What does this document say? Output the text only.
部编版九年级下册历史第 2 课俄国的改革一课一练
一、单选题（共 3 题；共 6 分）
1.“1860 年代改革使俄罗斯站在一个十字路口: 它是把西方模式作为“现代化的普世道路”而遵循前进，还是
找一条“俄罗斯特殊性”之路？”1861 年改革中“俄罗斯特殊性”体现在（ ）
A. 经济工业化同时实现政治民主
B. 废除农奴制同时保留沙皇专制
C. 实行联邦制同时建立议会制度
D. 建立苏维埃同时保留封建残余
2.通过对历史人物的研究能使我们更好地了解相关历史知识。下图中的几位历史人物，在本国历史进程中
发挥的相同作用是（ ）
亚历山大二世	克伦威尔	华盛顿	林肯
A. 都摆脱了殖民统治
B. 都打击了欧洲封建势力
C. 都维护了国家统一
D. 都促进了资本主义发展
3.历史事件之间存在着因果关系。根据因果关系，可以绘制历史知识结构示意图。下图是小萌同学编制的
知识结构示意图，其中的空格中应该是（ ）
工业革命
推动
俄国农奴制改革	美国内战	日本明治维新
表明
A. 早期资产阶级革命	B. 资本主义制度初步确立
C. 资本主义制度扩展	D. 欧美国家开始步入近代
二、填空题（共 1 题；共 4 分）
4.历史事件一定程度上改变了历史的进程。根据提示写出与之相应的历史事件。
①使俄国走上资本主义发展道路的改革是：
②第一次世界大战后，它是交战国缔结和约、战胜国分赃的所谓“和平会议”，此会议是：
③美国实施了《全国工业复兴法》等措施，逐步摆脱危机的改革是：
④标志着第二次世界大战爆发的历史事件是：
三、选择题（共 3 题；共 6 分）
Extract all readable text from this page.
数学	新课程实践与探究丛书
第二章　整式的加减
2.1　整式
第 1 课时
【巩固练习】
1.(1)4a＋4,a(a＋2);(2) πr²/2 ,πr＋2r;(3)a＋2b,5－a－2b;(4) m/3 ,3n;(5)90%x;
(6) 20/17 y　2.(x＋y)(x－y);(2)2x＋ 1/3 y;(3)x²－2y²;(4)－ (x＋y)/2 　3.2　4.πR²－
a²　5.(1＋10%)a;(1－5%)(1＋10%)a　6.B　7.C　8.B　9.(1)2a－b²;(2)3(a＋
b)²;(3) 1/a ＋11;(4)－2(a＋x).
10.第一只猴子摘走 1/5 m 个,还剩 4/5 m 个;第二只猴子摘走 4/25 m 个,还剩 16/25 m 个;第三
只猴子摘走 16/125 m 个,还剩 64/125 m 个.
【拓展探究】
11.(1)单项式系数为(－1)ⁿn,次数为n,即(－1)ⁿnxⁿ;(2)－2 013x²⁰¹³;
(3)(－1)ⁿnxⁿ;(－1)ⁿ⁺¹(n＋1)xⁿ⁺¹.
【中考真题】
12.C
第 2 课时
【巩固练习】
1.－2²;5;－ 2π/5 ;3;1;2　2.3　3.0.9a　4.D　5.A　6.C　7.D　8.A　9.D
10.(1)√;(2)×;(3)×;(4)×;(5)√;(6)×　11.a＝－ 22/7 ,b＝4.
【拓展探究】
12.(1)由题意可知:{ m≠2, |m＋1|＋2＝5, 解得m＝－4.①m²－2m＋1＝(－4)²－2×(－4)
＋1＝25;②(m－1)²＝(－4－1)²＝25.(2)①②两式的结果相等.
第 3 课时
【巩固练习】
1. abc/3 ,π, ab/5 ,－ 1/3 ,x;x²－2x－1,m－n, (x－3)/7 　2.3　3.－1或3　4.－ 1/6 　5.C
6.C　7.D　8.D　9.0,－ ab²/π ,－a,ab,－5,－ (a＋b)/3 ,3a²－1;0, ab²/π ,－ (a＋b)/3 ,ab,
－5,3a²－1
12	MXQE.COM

::::::::::

#### WHAT YOU SHOULD DO
Going through the entries above, tally each line that has the word "ⁿnxⁿ". Answer with the number only.

#### FINAL RESULT
2